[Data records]
:::

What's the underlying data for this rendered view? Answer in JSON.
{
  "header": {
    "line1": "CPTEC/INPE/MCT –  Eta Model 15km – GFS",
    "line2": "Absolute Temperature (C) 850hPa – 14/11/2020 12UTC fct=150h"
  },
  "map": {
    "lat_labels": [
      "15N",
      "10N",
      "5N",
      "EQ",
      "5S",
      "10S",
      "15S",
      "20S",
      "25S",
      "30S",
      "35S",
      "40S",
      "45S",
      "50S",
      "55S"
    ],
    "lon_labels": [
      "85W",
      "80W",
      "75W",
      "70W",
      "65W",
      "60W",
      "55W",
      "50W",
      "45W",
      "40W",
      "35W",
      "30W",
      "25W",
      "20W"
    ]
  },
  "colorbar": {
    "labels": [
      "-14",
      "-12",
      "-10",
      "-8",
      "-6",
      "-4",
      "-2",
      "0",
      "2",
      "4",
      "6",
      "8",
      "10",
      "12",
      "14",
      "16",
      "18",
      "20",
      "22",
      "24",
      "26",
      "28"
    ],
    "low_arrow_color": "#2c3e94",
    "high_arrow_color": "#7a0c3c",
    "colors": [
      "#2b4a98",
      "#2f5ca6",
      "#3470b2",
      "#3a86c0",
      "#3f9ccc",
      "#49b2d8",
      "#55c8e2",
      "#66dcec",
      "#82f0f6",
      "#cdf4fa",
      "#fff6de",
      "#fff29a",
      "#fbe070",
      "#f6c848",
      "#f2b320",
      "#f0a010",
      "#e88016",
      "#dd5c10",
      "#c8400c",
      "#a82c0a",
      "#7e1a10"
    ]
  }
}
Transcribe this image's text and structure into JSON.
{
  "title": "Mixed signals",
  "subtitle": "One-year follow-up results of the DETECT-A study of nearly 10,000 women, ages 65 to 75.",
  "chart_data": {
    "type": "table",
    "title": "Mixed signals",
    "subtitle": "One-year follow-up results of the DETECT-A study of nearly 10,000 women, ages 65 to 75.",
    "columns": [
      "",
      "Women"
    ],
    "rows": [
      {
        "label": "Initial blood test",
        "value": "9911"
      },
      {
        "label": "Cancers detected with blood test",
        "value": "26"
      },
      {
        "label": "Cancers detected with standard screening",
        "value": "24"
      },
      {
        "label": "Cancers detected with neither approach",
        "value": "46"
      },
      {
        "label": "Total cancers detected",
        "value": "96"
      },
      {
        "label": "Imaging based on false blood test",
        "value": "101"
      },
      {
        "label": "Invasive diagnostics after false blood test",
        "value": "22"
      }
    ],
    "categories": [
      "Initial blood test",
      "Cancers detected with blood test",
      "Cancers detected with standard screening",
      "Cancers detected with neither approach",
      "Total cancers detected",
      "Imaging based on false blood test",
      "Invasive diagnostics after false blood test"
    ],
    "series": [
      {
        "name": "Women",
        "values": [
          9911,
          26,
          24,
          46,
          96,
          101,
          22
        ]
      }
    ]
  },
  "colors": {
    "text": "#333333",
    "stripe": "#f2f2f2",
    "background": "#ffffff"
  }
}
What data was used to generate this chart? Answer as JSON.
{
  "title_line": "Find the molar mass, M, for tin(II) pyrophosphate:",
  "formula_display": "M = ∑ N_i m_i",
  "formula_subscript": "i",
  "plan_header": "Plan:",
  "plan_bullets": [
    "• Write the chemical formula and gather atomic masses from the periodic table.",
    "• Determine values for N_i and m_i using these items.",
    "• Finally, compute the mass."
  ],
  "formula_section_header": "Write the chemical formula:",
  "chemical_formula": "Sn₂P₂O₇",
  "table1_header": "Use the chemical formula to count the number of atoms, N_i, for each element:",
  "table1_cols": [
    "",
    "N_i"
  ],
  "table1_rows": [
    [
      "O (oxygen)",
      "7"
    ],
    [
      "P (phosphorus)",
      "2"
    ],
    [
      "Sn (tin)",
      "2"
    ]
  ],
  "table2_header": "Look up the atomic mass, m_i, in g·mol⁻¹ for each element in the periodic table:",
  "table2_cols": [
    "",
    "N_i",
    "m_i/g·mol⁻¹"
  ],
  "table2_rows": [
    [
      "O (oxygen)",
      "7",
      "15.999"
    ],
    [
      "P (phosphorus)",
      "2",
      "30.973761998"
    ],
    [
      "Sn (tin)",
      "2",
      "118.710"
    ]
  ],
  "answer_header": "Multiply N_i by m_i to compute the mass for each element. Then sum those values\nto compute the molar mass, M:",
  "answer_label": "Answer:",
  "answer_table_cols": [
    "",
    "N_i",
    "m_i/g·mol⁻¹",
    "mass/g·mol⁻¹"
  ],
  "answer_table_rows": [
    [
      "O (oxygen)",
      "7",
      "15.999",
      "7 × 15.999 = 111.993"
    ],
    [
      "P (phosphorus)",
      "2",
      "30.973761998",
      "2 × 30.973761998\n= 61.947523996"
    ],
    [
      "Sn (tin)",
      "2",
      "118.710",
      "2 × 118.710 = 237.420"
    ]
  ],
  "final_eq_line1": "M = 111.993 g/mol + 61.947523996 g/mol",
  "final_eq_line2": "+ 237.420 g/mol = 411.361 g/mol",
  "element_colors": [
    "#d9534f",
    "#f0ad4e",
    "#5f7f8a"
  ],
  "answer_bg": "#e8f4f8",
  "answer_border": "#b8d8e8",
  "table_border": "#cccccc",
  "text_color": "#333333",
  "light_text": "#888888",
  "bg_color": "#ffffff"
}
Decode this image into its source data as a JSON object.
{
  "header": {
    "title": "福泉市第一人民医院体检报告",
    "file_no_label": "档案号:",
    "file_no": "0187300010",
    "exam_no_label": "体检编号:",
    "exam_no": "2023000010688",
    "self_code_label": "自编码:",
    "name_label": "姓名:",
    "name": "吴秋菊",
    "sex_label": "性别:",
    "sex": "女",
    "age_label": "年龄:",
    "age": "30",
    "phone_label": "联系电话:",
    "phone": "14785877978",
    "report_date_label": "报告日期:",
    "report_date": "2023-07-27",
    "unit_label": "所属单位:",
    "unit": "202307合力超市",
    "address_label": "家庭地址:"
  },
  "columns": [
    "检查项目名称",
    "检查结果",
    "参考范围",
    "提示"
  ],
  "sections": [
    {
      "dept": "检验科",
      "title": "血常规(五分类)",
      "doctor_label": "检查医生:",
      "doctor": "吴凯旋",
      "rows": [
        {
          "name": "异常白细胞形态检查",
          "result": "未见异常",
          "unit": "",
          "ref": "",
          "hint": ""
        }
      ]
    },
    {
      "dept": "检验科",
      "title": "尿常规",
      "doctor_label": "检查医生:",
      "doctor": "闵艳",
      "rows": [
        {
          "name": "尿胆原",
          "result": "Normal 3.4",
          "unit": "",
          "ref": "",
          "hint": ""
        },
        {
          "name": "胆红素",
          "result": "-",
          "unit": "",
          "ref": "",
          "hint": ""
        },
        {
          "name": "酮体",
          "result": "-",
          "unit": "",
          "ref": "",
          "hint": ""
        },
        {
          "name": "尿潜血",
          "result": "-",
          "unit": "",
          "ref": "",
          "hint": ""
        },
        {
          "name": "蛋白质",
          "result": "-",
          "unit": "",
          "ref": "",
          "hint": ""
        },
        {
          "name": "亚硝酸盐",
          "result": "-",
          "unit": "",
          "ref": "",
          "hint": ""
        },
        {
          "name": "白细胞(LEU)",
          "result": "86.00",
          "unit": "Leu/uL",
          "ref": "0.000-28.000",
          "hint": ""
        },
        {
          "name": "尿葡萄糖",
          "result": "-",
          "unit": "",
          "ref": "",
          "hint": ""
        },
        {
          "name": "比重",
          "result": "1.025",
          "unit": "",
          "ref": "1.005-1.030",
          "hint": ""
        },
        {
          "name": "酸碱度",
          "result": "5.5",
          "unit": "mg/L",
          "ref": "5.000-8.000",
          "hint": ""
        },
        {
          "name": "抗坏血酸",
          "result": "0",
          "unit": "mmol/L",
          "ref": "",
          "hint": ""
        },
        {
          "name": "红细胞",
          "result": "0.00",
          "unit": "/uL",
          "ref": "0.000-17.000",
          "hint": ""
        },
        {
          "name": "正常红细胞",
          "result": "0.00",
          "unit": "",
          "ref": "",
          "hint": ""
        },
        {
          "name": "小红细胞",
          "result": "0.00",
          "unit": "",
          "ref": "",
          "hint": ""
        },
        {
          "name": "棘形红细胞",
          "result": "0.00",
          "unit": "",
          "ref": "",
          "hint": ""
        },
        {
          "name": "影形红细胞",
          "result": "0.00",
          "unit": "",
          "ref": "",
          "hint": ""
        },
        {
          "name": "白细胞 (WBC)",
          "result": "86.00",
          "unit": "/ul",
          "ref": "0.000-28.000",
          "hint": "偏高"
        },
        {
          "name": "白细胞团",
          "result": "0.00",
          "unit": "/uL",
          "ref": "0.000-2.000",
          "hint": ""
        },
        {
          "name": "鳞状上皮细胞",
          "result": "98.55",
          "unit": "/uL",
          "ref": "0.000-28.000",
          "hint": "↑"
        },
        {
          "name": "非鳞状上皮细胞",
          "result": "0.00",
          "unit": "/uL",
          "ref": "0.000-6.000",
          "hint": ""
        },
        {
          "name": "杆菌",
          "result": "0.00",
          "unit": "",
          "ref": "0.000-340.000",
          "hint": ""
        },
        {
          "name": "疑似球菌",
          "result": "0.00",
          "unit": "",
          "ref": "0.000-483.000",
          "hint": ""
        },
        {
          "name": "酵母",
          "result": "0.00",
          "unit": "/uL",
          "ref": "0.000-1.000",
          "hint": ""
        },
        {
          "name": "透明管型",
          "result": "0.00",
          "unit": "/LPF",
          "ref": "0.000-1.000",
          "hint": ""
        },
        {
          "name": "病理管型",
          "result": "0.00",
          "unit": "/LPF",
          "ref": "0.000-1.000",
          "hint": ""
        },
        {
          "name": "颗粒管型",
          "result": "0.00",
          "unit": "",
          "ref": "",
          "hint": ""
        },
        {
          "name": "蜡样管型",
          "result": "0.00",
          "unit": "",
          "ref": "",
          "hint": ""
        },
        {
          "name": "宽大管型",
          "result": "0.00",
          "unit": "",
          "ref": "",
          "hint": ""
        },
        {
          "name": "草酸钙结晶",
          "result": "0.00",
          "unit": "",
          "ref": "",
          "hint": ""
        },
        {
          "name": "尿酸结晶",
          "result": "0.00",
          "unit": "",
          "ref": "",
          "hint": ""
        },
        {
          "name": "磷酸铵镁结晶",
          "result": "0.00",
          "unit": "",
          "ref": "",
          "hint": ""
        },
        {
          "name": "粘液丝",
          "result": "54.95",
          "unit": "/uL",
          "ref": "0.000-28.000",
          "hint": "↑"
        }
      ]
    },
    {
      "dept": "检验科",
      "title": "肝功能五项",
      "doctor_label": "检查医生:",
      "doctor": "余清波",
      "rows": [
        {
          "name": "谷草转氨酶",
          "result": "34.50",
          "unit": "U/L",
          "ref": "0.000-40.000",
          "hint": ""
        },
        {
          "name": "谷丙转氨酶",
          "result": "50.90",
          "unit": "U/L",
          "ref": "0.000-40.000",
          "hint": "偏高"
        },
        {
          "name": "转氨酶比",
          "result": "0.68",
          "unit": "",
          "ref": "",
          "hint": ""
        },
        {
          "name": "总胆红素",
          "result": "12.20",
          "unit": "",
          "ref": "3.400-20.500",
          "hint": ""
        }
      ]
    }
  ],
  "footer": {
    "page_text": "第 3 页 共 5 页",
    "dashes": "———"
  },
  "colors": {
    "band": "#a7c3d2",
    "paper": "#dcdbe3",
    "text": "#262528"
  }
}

:::

Problem details: Copy out every line with the word "Imaging".

Response to the exercise:
        "label": "Imaging based on false blood test",
      "Imaging based on false blood test",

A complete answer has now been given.